### Task statement
Copy, character for character, the stretch of lines from the first one through the line containing "plot-series xyxy=(226,58,1020,587)", with both ends included.

## begin Given information

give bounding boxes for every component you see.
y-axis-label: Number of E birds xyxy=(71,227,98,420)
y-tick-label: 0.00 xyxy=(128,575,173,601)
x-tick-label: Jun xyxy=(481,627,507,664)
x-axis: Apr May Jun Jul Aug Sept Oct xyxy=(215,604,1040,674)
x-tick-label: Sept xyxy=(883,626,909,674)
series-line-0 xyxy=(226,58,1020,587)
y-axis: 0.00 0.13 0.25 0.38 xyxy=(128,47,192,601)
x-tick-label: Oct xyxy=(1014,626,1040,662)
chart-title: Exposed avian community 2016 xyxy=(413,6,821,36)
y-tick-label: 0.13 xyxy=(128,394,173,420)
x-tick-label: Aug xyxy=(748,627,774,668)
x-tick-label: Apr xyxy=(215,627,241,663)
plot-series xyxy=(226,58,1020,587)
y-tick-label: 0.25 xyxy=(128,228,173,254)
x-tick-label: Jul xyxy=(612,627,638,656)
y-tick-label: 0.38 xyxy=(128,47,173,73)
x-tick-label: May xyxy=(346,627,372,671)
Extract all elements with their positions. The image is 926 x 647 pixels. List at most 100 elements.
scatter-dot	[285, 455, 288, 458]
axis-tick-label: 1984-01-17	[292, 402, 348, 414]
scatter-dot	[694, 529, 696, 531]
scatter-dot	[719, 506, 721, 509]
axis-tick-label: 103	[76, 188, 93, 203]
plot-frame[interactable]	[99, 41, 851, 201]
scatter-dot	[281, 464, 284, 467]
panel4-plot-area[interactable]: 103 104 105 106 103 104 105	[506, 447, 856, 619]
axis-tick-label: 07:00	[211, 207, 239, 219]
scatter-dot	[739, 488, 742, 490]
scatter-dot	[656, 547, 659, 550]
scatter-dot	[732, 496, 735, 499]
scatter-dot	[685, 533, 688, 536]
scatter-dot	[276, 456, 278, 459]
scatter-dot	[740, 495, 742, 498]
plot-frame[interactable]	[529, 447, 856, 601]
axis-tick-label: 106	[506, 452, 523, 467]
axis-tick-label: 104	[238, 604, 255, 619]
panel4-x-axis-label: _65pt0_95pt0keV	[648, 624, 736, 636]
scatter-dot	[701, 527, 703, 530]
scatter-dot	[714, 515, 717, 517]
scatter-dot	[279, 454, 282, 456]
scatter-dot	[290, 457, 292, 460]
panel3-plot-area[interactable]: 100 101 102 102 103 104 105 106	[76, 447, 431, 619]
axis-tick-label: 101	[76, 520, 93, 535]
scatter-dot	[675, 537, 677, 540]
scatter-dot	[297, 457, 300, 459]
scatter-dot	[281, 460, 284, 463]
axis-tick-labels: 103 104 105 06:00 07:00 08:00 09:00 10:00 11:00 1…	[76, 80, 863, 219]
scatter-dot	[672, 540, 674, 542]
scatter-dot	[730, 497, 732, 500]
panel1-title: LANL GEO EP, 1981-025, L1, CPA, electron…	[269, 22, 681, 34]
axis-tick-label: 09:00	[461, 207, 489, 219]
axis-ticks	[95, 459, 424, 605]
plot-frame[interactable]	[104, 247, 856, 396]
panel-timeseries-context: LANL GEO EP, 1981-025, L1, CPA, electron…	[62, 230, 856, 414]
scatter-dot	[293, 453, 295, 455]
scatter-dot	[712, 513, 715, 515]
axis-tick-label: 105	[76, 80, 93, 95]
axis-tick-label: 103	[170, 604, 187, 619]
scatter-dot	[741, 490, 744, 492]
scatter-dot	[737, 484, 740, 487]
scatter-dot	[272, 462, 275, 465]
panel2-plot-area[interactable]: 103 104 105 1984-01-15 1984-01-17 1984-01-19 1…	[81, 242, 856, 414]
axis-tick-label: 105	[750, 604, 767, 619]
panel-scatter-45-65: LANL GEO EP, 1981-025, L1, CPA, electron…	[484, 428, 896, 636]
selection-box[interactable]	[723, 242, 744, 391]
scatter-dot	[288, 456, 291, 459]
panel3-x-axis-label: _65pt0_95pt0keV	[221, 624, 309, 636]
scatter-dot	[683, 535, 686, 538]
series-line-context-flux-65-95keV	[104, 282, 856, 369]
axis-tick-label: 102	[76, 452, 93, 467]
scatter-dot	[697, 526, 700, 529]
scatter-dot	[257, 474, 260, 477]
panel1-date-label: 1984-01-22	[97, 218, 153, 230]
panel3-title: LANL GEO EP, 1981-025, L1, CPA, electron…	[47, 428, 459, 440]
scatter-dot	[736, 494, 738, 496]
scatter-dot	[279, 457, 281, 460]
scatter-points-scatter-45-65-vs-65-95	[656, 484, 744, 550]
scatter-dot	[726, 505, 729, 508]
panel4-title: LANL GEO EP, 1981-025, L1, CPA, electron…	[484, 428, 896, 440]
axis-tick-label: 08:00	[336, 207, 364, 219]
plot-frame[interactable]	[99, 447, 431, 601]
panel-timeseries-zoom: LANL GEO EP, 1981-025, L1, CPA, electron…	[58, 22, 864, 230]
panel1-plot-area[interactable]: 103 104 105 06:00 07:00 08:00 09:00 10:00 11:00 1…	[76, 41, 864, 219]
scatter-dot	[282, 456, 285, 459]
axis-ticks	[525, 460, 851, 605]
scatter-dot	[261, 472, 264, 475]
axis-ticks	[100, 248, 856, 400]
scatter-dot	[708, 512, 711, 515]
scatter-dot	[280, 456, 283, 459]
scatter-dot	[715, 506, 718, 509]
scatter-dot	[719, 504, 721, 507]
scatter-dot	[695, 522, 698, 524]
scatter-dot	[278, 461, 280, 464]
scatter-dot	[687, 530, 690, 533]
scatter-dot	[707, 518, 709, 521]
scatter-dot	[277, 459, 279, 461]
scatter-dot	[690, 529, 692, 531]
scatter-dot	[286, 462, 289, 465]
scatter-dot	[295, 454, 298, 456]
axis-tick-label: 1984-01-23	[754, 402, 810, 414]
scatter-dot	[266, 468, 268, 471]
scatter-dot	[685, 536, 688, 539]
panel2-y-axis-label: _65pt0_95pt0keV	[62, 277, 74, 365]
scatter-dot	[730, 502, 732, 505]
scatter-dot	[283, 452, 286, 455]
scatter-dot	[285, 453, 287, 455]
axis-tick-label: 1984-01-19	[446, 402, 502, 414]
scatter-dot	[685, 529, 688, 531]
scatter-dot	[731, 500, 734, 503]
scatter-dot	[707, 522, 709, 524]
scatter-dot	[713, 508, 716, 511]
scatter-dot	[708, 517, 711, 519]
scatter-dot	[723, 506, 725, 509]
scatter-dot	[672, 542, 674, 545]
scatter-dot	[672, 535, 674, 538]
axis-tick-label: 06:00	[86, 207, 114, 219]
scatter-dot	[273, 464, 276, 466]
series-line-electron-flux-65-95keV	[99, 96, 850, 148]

## end Given information

### Reply to the task
give bounding boxes for every component you see.
y-axis-label: Number of E birds xyxy=(71,227,98,420)
y-tick-label: 0.00 xyxy=(128,575,173,601)
x-tick-label: Jun xyxy=(481,627,507,664)
x-axis: Apr May Jun Jul Aug Sept Oct xyxy=(215,604,1040,674)
x-tick-label: Sept xyxy=(883,626,909,674)
series-line-0 xyxy=(226,58,1020,587)
y-axis: 0.00 0.13 0.25 0.38 xyxy=(128,47,192,601)
x-tick-label: Oct xyxy=(1014,626,1040,662)
chart-title: Exposed avian community 2016 xyxy=(413,6,821,36)
y-tick-label: 0.13 xyxy=(128,394,173,420)
x-tick-label: Aug xyxy=(748,627,774,668)
x-tick-label: Apr xyxy=(215,627,241,663)
plot-series xyxy=(226,58,1020,587)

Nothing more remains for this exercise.